** Brief **
Transcribe the listing verbatim. Do not carry over any pictures.

— BEGIN Data lines —

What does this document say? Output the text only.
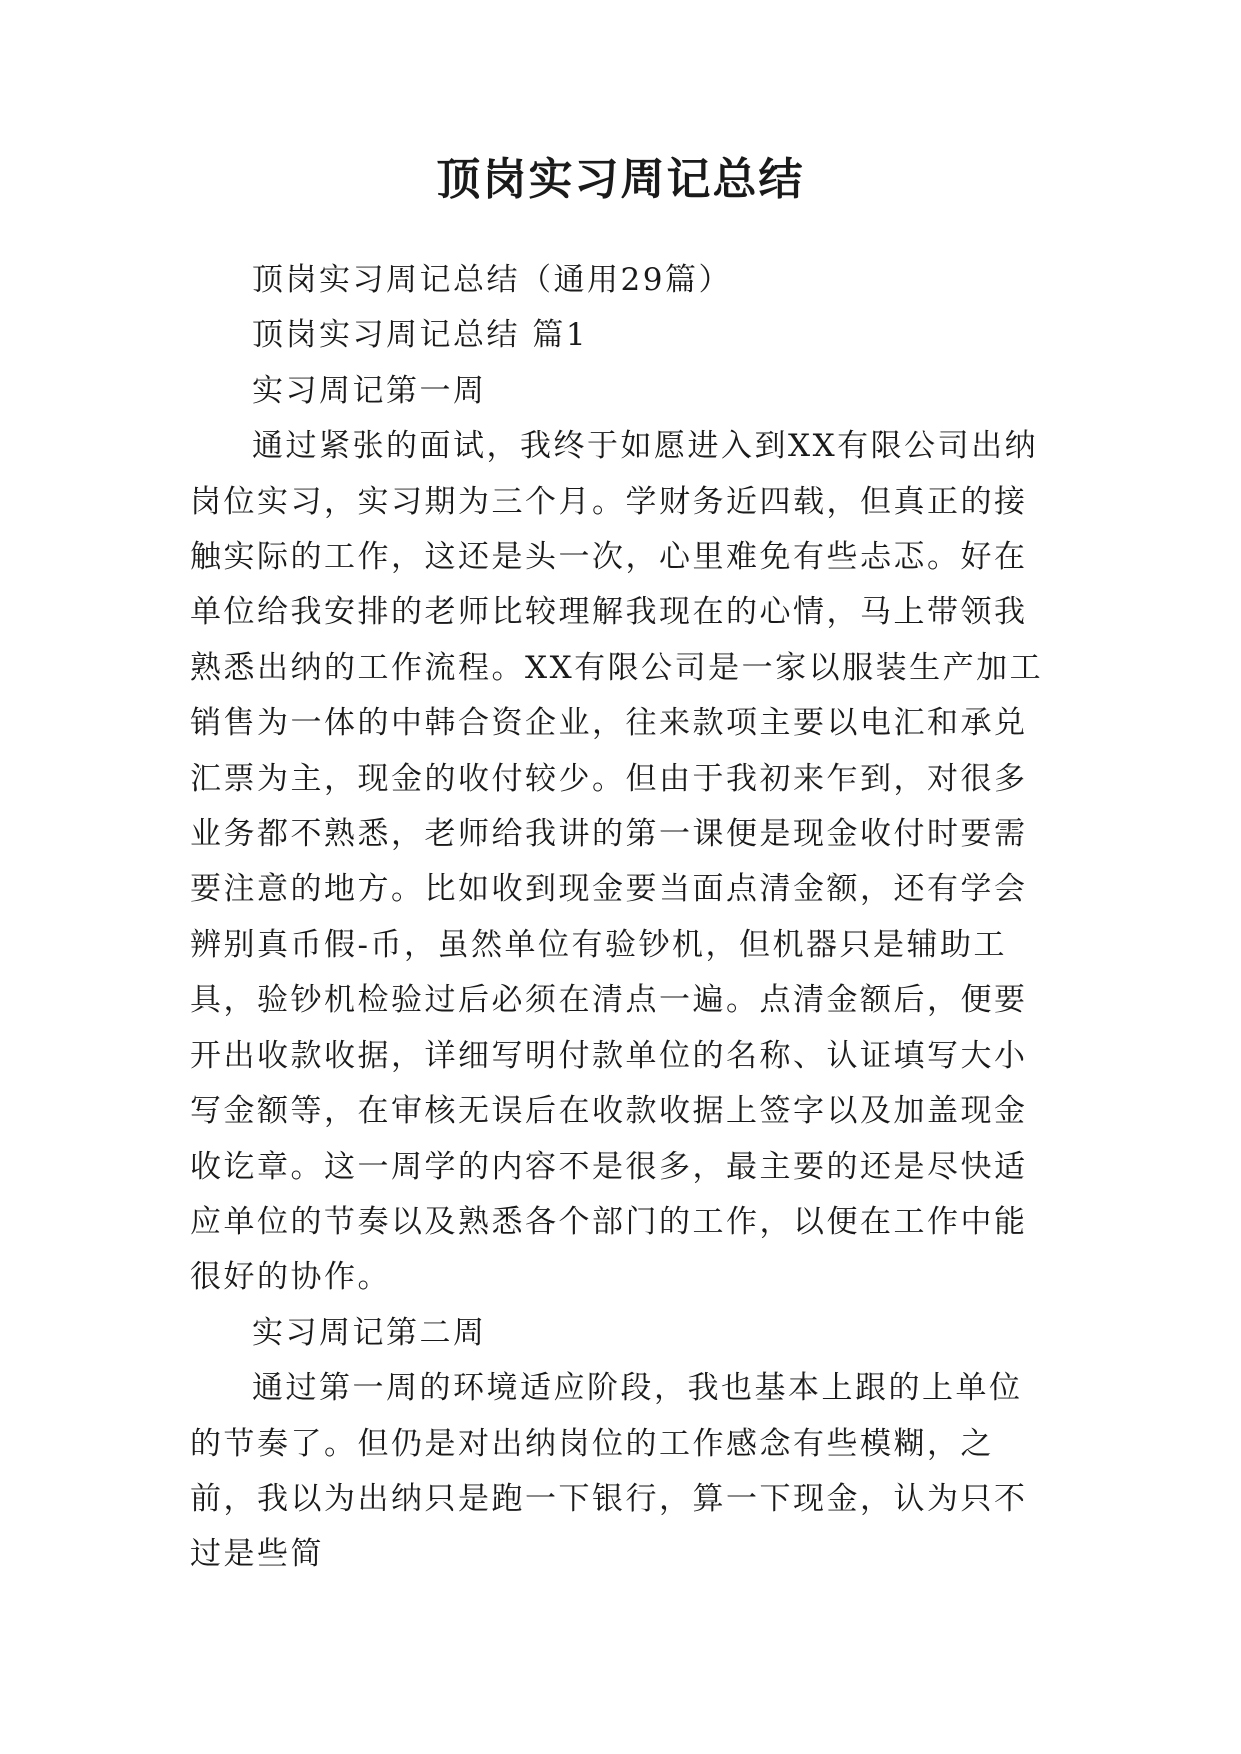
顶岗实习周记总结

顶岗实习周记总结（通用29篇）

顶岗实习周记总结 篇1

实习周记第一周

通过紧张的面试，我终于如愿进入到XX有限公司出纳岗位实习，实习期为三个月。学财务近四载，但真正的接触实际的工作，这还是头一次，心里难免有些忐忑。好在单位给我安排的老师比较理解我现在的心情，马上带领我熟悉出纳的工作流程。XX有限公司是一家以服装生产加工销售为一体的中韩合资企业，往来款项主要以电汇和承兑汇票为主，现金的收付较少。但由于我初来乍到，对很多业务都不熟悉，老师给我讲的第一课便是现金收付时要需要注意的地方。比如收到现金要当面点清金额，还有学会辨别真币假-币，虽然单位有验钞机，但机器只是辅助工具，验钞机检验过后必须在清点一遍。点清金额后，便要开出收款收据，详细写明付款单位的名称、认证填写大小写金额等，在审核无误后在收款收据上签字以及加盖现金收讫章。这一周学的内容不是很多，最主要的还是尽快适应单位的节奏以及熟悉各个部门的工作，以便在工作中能很好的协作。

实习周记第二周

通过第一周的环境适应阶段，我也基本上跟的上单位的节奏了。但仍是对出纳岗位的工作感念有些模糊，之前，我以为出纳只是跑一下银行，算一下现金，认为只不过是些简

— END Data lines —

** Result **
What does this document say? Output the text only.
顶岗实习周记总结

顶岗实习周记总结（通用29篇）

顶岗实习周记总结 篇1

实习周记第一周

通过紧张的面试，我终于如愿进入到XX有限公司出纳岗位实习，实习期为三个月。学财务近四载，但真正的接触实际的工作，这还是头一次，心里难免有些忐忑。好在单位给我安排的老师比较理解我现在的心情，马上带领我熟悉出纳的工作流程。XX有限公司是一家以服装生产加工销售为一体的中韩合资企业，往来款项主要以电汇和承兑汇票为主，现金的收付较少。但由于我初来乍到，对很多业务都不熟悉，老师给我讲的第一课便是现金收付时要需要注意的地方。比如收到现金要当面点清金额，还有学会辨别真币假-币，虽然单位有验钞机，但机器只是辅助工具，验钞机检验过后必须在清点一遍。点清金额后，便要开出收款收据，详细写明付款单位的名称、认证填写大小写金额等，在审核无误后在收款收据上签字以及加盖现金收讫章。这一周学的内容不是很多，最主要的还是尽快适应单位的节奏以及熟悉各个部门的工作，以便在工作中能很好的协作。

实习周记第二周

通过第一周的环境适应阶段，我也基本上跟的上单位的节奏了。但仍是对出纳岗位的工作感念有些模糊，之前，我以为出纳只是跑一下银行，算一下现金，认为只不过是些简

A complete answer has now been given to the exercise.